Retype all the entries word for word, but omit the pictures.

GIVEN DATA:
^^^^

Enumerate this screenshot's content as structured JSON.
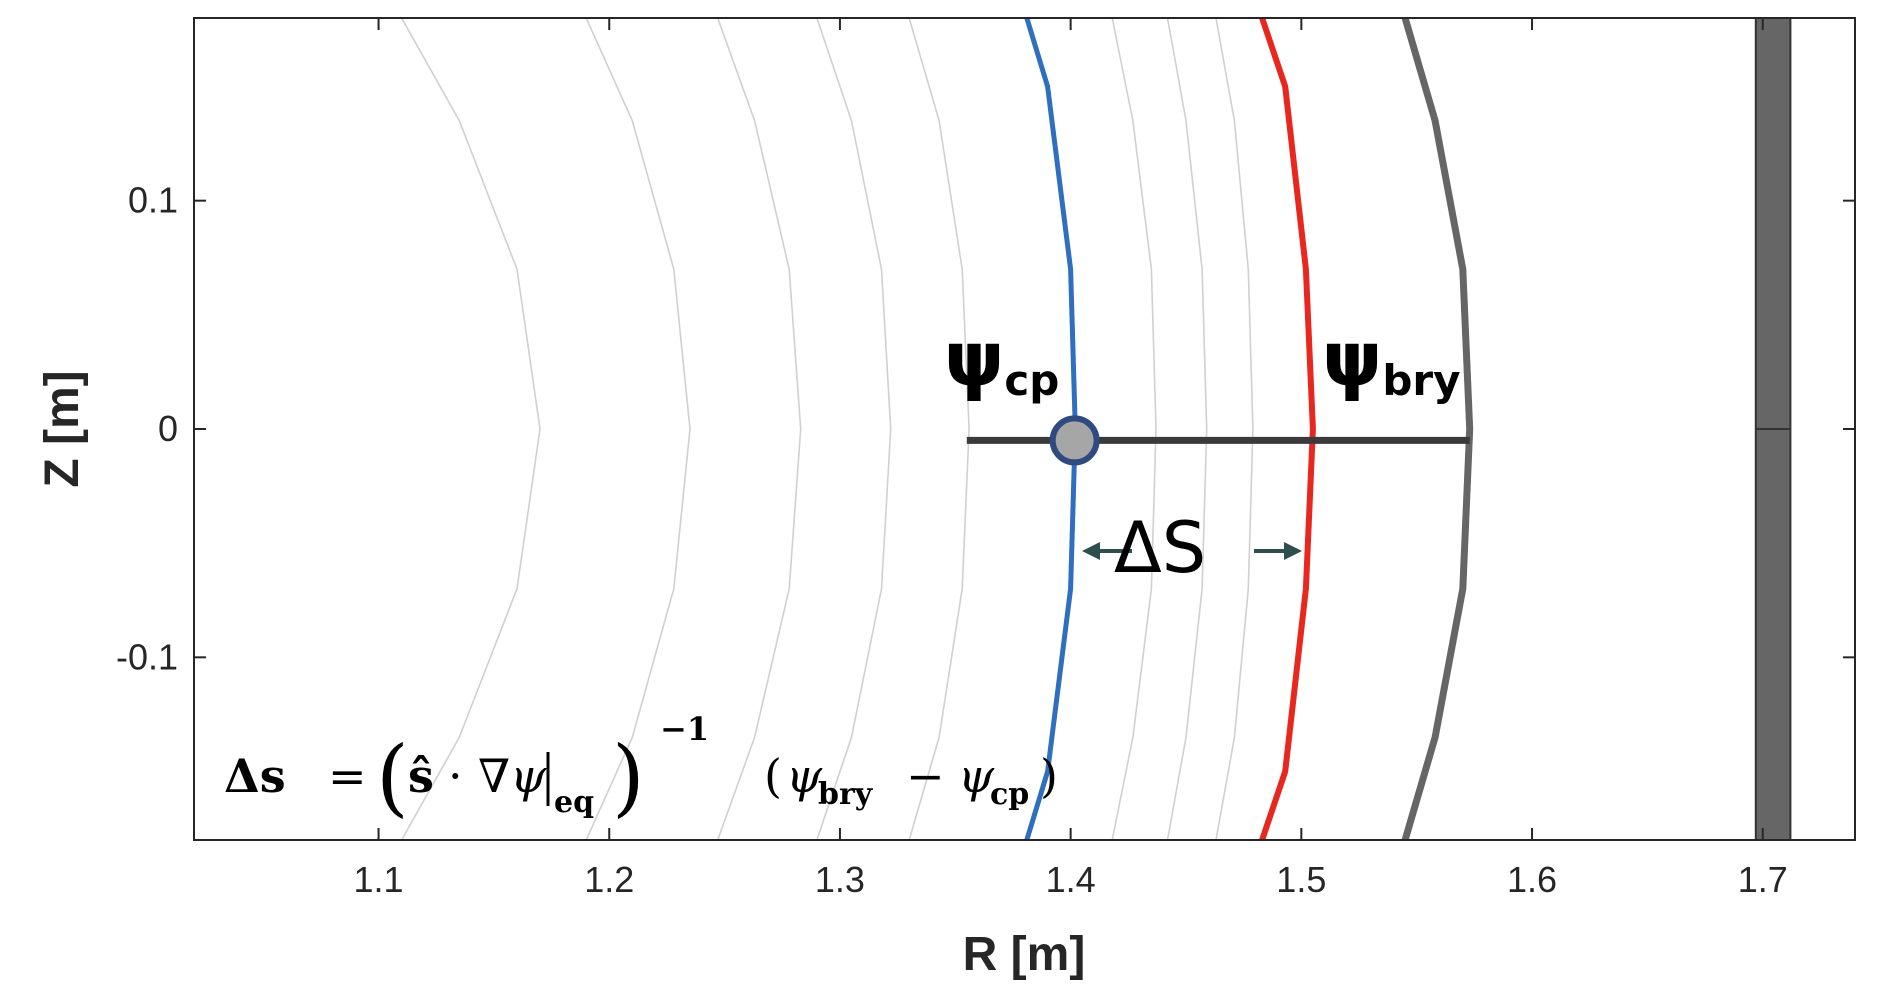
{
  "chart_data": {
    "type": "line",
    "xlabel": "R [m]",
    "ylabel": "Z [m]",
    "xlim": [
      1.02,
      1.74
    ],
    "ylim": [
      -0.18,
      0.18
    ],
    "x_ticks": [
      "1.1",
      "1.2",
      "1.3",
      "1.4",
      "1.5",
      "1.6",
      "1.7"
    ],
    "y_ticks": [
      "0.1",
      "0",
      "-0.1"
    ],
    "grid": false,
    "flux_contours": [
      {
        "z": [
          0.18,
          0.135,
          0.07,
          0.0,
          -0.07,
          -0.135,
          -0.18
        ],
        "r": [
          1.11,
          1.135,
          1.16,
          1.17,
          1.16,
          1.135,
          1.11
        ]
      },
      {
        "z": [
          0.18,
          0.135,
          0.07,
          0.0,
          -0.07,
          -0.135,
          -0.18
        ],
        "r": [
          1.19,
          1.21,
          1.228,
          1.235,
          1.228,
          1.21,
          1.19
        ]
      },
      {
        "z": [
          0.18,
          0.135,
          0.07,
          0.0,
          -0.07,
          -0.135,
          -0.18
        ],
        "r": [
          1.247,
          1.263,
          1.278,
          1.283,
          1.278,
          1.263,
          1.247
        ]
      },
      {
        "z": [
          0.18,
          0.135,
          0.07,
          0.0,
          -0.07,
          -0.135,
          -0.18
        ],
        "r": [
          1.29,
          1.305,
          1.318,
          1.322,
          1.318,
          1.305,
          1.29
        ]
      },
      {
        "z": [
          0.18,
          0.135,
          0.07,
          0.0,
          -0.07,
          -0.135,
          -0.18
        ],
        "r": [
          1.33,
          1.343,
          1.353,
          1.356,
          1.353,
          1.343,
          1.33
        ]
      },
      {
        "z": [
          0.18,
          0.135,
          0.07,
          0.0,
          -0.07,
          -0.135,
          -0.18
        ],
        "r": [
          1.418,
          1.427,
          1.435,
          1.437,
          1.435,
          1.427,
          1.418
        ]
      },
      {
        "z": [
          0.18,
          0.135,
          0.07,
          0.0,
          -0.07,
          -0.135,
          -0.18
        ],
        "r": [
          1.442,
          1.45,
          1.457,
          1.459,
          1.457,
          1.45,
          1.442
        ]
      },
      {
        "z": [
          0.18,
          0.135,
          0.07,
          0.0,
          -0.07,
          -0.135,
          -0.18
        ],
        "r": [
          1.463,
          1.471,
          1.477,
          1.479,
          1.477,
          1.471,
          1.463
        ]
      }
    ],
    "series": [
      {
        "z": [
          0.18,
          0.15,
          0.07,
          0.0,
          -0.07,
          -0.15,
          -0.18
        ],
        "r": [
          1.381,
          1.39,
          1.4,
          1.402,
          1.4,
          1.39,
          1.381
        ],
        "color": "#2e6fc0"
      },
      {
        "z": [
          0.18,
          0.15,
          0.07,
          0.0,
          -0.07,
          -0.15,
          -0.18
        ],
        "r": [
          1.483,
          1.493,
          1.502,
          1.505,
          1.502,
          1.493,
          1.483
        ],
        "color": "#e8271f"
      },
      {
        "z": [
          0.18,
          0.135,
          0.07,
          0.0,
          -0.07,
          -0.135,
          -0.18
        ],
        "r": [
          1.545,
          1.558,
          1.57,
          1.573,
          1.57,
          1.558,
          1.545
        ],
        "color": "#666666"
      }
    ],
    "wall": {
      "r_min": 1.697,
      "r_max": 1.712,
      "color": "#666666"
    },
    "chord": {
      "r_start": 1.355,
      "r_end": 1.573,
      "z": -0.005,
      "color": "#3a3a3a"
    },
    "control_point": {
      "r": 1.4,
      "z": -0.005,
      "fill": "#a6a6a6",
      "stroke": "#2f4a80"
    },
    "delta_arrow_color": "#2f4f4f",
    "annotations": {
      "psi_cp_symbol": "ψ",
      "psi_cp_sub": "cp",
      "psi_bry_symbol": "ψ",
      "psi_bry_sub": "bry",
      "delta_s": "ΔS"
    },
    "formula": {
      "lhs": "Δs",
      "eq": "=",
      "hat_s": "ŝ",
      "dot": "·",
      "nabla_psi": "∇ψ",
      "eq_sub": "eq",
      "exponent": "−1",
      "psi": "ψ",
      "bry_sub": "bry",
      "minus": "−",
      "cp_sub": "cp"
    }
  }
}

^^^^

ANSWER TO THIS TASK:
Enumerate this screenshot's content as structured JSON.
{
  "chart_data": {
    "type": "line",
    "xlabel": "R [m]",
    "ylabel": "Z [m]",
    "xlim": [
      1.02,
      1.74
    ],
    "ylim": [
      -0.18,
      0.18
    ],
    "x_ticks": [
      "1.1",
      "1.2",
      "1.3",
      "1.4",
      "1.5",
      "1.6",
      "1.7"
    ],
    "y_ticks": [
      "0.1",
      "0",
      "-0.1"
    ],
    "grid": false,
    "flux_contours": [
      {
        "z": [
          0.18,
          0.135,
          0.07,
          0.0,
          -0.07,
          -0.135,
          -0.18
        ],
        "r": [
          1.11,
          1.135,
          1.16,
          1.17,
          1.16,
          1.135,
          1.11
        ]
      },
      {
        "z": [
          0.18,
          0.135,
          0.07,
          0.0,
          -0.07,
          -0.135,
          -0.18
        ],
        "r": [
          1.19,
          1.21,
          1.228,
          1.235,
          1.228,
          1.21,
          1.19
        ]
      },
      {
        "z": [
          0.18,
          0.135,
          0.07,
          0.0,
          -0.07,
          -0.135,
          -0.18
        ],
        "r": [
          1.247,
          1.263,
          1.278,
          1.283,
          1.278,
          1.263,
          1.247
        ]
      },
      {
        "z": [
          0.18,
          0.135,
          0.07,
          0.0,
          -0.07,
          -0.135,
          -0.18
        ],
        "r": [
          1.29,
          1.305,
          1.318,
          1.322,
          1.318,
          1.305,
          1.29
        ]
      },
      {
        "z": [
          0.18,
          0.135,
          0.07,
          0.0,
          -0.07,
          -0.135,
          -0.18
        ],
        "r": [
          1.33,
          1.343,
          1.353,
          1.356,
          1.353,
          1.343,
          1.33
        ]
      },
      {
        "z": [
          0.18,
          0.135,
          0.07,
          0.0,
          -0.07,
          -0.135,
          -0.18
        ],
        "r": [
          1.418,
          1.427,
          1.435,
          1.437,
          1.435,
          1.427,
          1.418
        ]
      },
      {
        "z": [
          0.18,
          0.135,
          0.07,
          0.0,
          -0.07,
          -0.135,
          -0.18
        ],
        "r": [
          1.442,
          1.45,
          1.457,
          1.459,
          1.457,
          1.45,
          1.442
        ]
      },
      {
        "z": [
          0.18,
          0.135,
          0.07,
          0.0,
          -0.07,
          -0.135,
          -0.18
        ],
        "r": [
          1.463,
          1.471,
          1.477,
          1.479,
          1.477,
          1.471,
          1.463
        ]
      }
    ],
    "series": [
      {
        "z": [
          0.18,
          0.15,
          0.07,
          0.0,
          -0.07,
          -0.15,
          -0.18
        ],
        "r": [
          1.381,
          1.39,
          1.4,
          1.402,
          1.4,
          1.39,
          1.381
        ],
        "color": "#2e6fc0"
      },
      {
        "z": [
          0.18,
          0.15,
          0.07,
          0.0,
          -0.07,
          -0.15,
          -0.18
        ],
        "r": [
          1.483,
          1.493,
          1.502,
          1.505,
          1.502,
          1.493,
          1.483
        ],
        "color": "#e8271f"
      },
      {
        "z": [
          0.18,
          0.135,
          0.07,
          0.0,
          -0.07,
          -0.135,
          -0.18
        ],
        "r": [
          1.545,
          1.558,
          1.57,
          1.573,
          1.57,
          1.558,
          1.545
        ],
        "color": "#666666"
      }
    ],
    "wall": {
      "r_min": 1.697,
      "r_max": 1.712,
      "color": "#666666"
    },
    "chord": {
      "r_start": 1.355,
      "r_end": 1.573,
      "z": -0.005,
      "color": "#3a3a3a"
    },
    "control_point": {
      "r": 1.4,
      "z": -0.005,
      "fill": "#a6a6a6",
      "stroke": "#2f4a80"
    },
    "delta_arrow_color": "#2f4f4f",
    "annotations": {
      "psi_cp_symbol": "ψ",
      "psi_cp_sub": "cp",
      "psi_bry_symbol": "ψ",
      "psi_bry_sub": "bry",
      "delta_s": "ΔS"
    },
    "formula": {
      "lhs": "Δs",
      "eq": "=",
      "hat_s": "ŝ",
      "dot": "·",
      "nabla_psi": "∇ψ",
      "eq_sub": "eq",
      "exponent": "−1",
      "psi": "ψ",
      "bry_sub": "bry",
      "minus": "−",
      "cp_sub": "cp"
    }
  }
}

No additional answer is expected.